In the listing below, pick out lines with "何夜无月".

(Records from a data collection)
[BEGIN]

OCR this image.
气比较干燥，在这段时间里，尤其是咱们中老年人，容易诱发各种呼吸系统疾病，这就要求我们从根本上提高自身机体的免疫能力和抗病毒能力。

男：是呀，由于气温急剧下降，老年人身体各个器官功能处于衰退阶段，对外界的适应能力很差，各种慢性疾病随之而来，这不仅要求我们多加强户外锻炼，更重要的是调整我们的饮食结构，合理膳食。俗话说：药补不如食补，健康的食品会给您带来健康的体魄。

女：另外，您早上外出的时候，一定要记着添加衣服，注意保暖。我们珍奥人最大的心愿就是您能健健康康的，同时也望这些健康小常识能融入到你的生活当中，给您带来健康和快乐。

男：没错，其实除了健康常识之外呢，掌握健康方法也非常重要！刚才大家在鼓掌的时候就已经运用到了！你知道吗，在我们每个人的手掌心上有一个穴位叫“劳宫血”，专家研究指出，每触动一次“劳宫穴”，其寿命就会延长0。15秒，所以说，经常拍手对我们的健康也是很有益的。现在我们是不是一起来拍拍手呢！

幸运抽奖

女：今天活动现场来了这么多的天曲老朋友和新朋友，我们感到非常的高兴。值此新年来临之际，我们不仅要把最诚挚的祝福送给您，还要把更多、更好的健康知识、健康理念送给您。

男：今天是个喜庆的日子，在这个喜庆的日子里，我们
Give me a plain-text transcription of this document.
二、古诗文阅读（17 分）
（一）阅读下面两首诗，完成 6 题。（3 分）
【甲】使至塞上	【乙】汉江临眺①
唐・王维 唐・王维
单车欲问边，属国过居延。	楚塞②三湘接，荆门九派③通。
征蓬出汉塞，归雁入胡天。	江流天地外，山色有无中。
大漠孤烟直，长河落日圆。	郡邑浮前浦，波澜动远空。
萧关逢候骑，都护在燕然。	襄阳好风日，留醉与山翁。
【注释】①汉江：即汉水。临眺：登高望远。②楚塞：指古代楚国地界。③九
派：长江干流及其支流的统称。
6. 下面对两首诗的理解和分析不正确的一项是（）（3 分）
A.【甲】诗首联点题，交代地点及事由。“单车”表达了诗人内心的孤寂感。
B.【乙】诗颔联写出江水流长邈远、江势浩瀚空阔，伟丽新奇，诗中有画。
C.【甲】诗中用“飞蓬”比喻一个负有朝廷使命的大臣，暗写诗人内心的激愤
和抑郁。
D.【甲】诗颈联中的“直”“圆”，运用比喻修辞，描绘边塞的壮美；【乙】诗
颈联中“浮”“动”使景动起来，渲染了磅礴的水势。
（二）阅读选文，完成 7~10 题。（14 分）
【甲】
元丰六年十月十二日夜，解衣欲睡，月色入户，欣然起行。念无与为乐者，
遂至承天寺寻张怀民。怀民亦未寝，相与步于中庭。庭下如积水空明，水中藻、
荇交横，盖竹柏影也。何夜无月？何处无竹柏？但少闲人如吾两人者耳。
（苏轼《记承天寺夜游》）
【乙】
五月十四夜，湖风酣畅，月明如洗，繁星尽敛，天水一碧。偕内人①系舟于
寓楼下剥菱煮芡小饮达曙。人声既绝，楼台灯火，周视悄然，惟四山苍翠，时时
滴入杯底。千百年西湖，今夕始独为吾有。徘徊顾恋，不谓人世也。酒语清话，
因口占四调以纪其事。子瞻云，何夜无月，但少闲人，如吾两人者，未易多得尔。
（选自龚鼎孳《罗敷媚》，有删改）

[END]

Result below –
荇交横，盖竹柏影也。何夜无月？何处无竹柏？但少闲人如吾两人者耳。
因口占四调以纪其事。子瞻云，何夜无月，但少闲人，如吾两人者，未易多得尔。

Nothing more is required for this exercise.